United States: The SEC's Longstanding "Neither Admit Nor Deny" Settlement Policy Is Supported By Second Circuit Decision Granting Stay

Last Updated: March 23 2012
Article by Douglas J. Davison, Daniel T. Chaudoin and Laurel Simmons

Overview

In the latest development involving the Securities and Exchange Commission's ("SEC") longstanding practice of settling enforcement cases on a "neither admit nor deny" basis, the Second Circuit issued an opinion on March 15, 2012 granting a stay in the case in which Judge Jed Rakoff had refused to approve the SEC's settlement with Citigroup. A three-judge panel of the United States Court of Appeals for the Second Circuit granted the SEC and Citigroup's motion for a stay of district court proceedings pending the Second Circuit's disposition of the parties' appeal and mandamus petitions.1

This case has been closely watched because of Judge Rakoff's criticism of the "neither admit nor deny" policy, and his insistence on admissions on the basis of which the court could evaluate whether the proposed settlement is in the public interest. With this ruling, the Second Circuit seemed to accept the SEC's policy arguments, which may be a predictor of how the Second Circuit will rule on the merits. This development is important, as it removes some of the uncertainty created by Judge Rakoff's prior decisions, and is a significant step in validating the SEC's settlement practice.

Background of the Case

On October 19, 2011, the SEC filed a complaint alleging that Citigroup Global Markets Inc., the brokerage and securities arm of Citigroup Inc., negligently misrepresented key deal terms for a collateralized debt obligation it was marketing, along with Citigroup's consent and a proposed final judgment imposing an injunction, a $285 million civil money penalty, and certain undertakings. On November 28, 2011, Judge Rakoff issued an order rejecting the settlement and ordering a prompt trial.2 Judge Rakoff criticized the SEC settlement because it was "neither reasonable, nor fair, nor adequate, nor in the public interest," and because Citigroup did not admit to the SEC's allegations, stating that the lack of "any proven or admitted facts" deprived the district court of the facts necessary to determine, among other things, whether the punishment was adequate.3

The SEC and Citigroup both appealed that order on December 15, 2011, and the SEC alternatively petitioned to set aside that order on December 29, 2011. The SEC also filed an emergency motion for a stay of the district court proceedings.4 Citigroup joined with the SEC in all of its arguments.

**Information supplied:**
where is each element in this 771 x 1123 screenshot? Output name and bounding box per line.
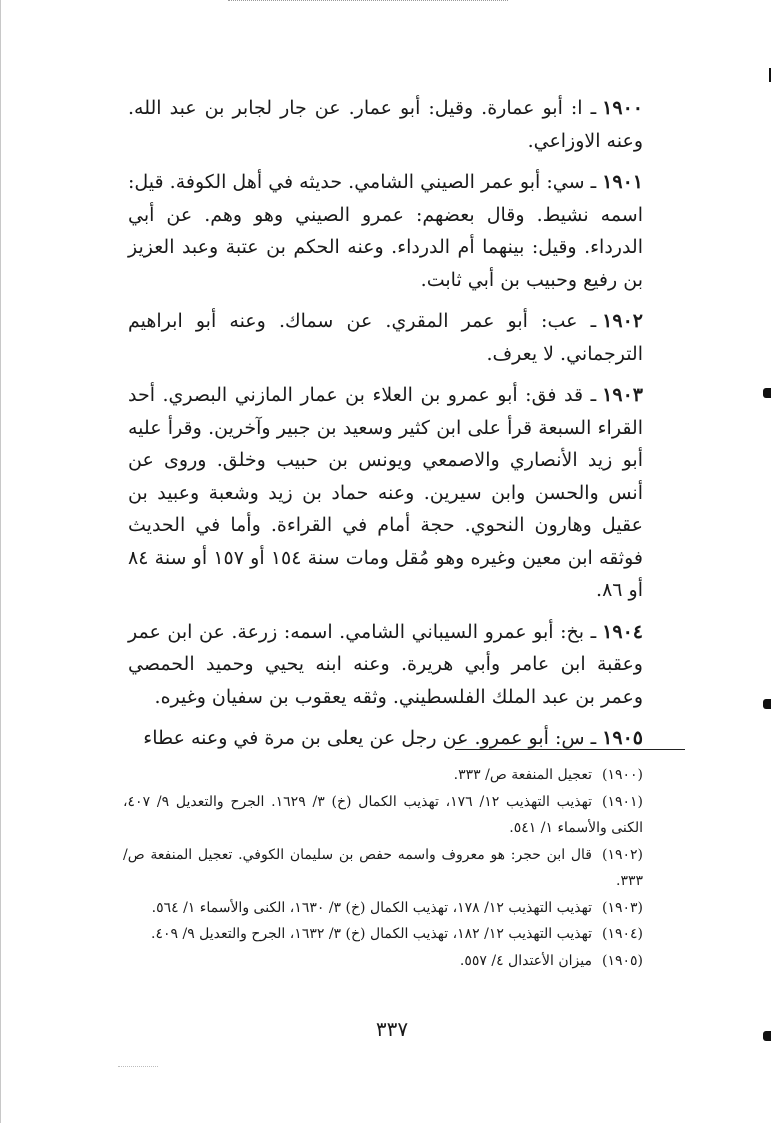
footnote-number: (١٩٠١) [602, 793, 644, 810]
main-text [128, 92, 643, 764]
footnote-text: تعجيل المنفعة ص/ ٣٣٣. [453, 767, 592, 783]
footnote-text: تهذيب التهذيب ١٢/ ١٧٨، تهذيب الكمال (خ) ٣/ ١٦٣٠، الكنى والأسماء ١/ ٥٦٤. [151, 899, 592, 916]
entry-number: ١٩٠٥ [602, 727, 643, 749]
footnotes [123, 762, 643, 974]
entry-1901 [128, 166, 643, 296]
margin-mark [763, 1031, 771, 1041]
entry-text: ـ ا: أبو عمارة. وقيل: أبو عمار. عن جار لجابر بن عبد الله. وعنه الاوزاعي. [128, 97, 643, 152]
footnote-text: تهذيب التهذيب ١٢/ ١٧٦، تهذيب الكمال (خ) ٣/ ١٦٢٩. الجرح والتعديل ٩/ ٤٠٧، الكنى والأسماء ١/ ٥٤١. [123, 793, 643, 836]
entry-number: ١٩٠٠ [602, 97, 643, 119]
footnote-text: قال ابن حجر: هو معروف واسمه حفص بن سليمان الكوفي. تعجيل المنفعة ص/ ٣٣٣. [123, 846, 643, 889]
footnote [123, 842, 643, 895]
entry-text: ـ س: أبو عمرو. عن رجل عن يعلى بن مرة في وعنه عطاء [143, 727, 597, 749]
entry-text: ـ قد فق: أبو عمرو بن العلاء بن عمار المازني البصري. أحد القراء السبعة قرأ على ابن كثير وسعيد بن جبير وآخرين. وقرأ عليه أبو زيد الأنصاري والاصمعي ويونس بن حبيب وخلق. وروى عن أنس والحسن وابن سيرين. وعنه حماد بن زيد وشعبة وعبيد بن عقيل وهارون النحوي. حجة أمام في القراءة. وأما في الحديث فوثقه ابن معين وغيره وهو مُقل ومات سنة ١٥٤ أو ١٥٧ أو سنة ٨٤ أو ٨٦. [128, 384, 643, 601]
entry-number: ١٩٠٢ [602, 310, 643, 332]
entry-1900 [128, 92, 643, 157]
footnote-separator [455, 749, 685, 750]
page-number: ٣٣٧ [375, 1017, 409, 1041]
footnote [123, 789, 643, 842]
footnote-number: (١٩٠٢) [601, 846, 643, 863]
footnote-number: (١٩٠٣) [601, 899, 643, 916]
footnote-number: (١٩٠٤) [601, 926, 643, 942]
scan-artifact [118, 1066, 158, 1071]
entry-number: ١٩٠٣ [602, 384, 643, 406]
entry-number: ١٩٠١ [602, 171, 643, 193]
footnote [123, 762, 643, 789]
footnote [123, 948, 643, 975]
footnote-number: (١٩٠٥) [601, 952, 643, 969]
scan-top-edge [228, 0, 508, 1]
footnote [123, 921, 643, 948]
entry-1902 [128, 305, 643, 370]
entry-text: ـ سي: أبو عمر الصيني الشامي. حديثه في أهل الكوفة. قيل: اسمه نشيط. وقال بعضهم: عمرو الصيني وهو وهم. عن أبي الدرداء. وقيل: بينهما أم الدرداء. وعنه الحكم بن عتبة وعبد العزيز بن رفيع وحبيب بن أبي ثابت. [128, 171, 643, 291]
entry-number: ١٩٠٤ [602, 620, 643, 643]
margin-mark [763, 388, 771, 398]
footnote [123, 895, 643, 922]
entry-1903 [128, 379, 643, 607]
entry-text: ـ بخ: أبو عمرو السيباني الشامي. اسمه: زرعة. عن ابن عمر وعقبة ابن عامر وأبي هريرة. وعنه ابنه يحيي وحميد الحمصي وعمر بن عبد الملك الفلسطيني. وثقه يعقوب بن سفيان وغيره. [128, 620, 643, 708]
scan-left-edge [0, 0, 1, 1123]
entry-1904 [128, 616, 643, 714]
footnote-text: تهذيب التهذيب ١٢/ ١٨٢، تهذيب الكمال (خ) ٣/ ١٦٣٢، الجرح والتعديل ٩/ ٤٠٩. [151, 926, 592, 942]
footnote-text: ميزان الأعتدال ٤/ ٥٥٧. [459, 952, 592, 969]
entry-text: ـ عب: أبو عمر المقري. عن سماك. وعنه أبو ابراهيم الترجماني. لا يعرف. [128, 310, 643, 365]
footnote-number: (١٩٠٠) [601, 767, 643, 783]
margin-mark [763, 699, 771, 709]
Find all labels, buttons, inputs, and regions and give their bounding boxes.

**Written exercise:**
Print the part of the article on the SEC's "neither admit nor deny" settlement policy starting at "The SEC and Citigroup both" and ending at "of its arguments.".

**Result of this exercise:**
The SEC and Citigroup both appealed that order on December 15, 2011, and the SEC alternatively petitioned to set aside that order on December 29, 2011. The SEC also filed an emergency motion for a stay of the district court proceedings.4 Citigroup joined with the SEC in all of its arguments.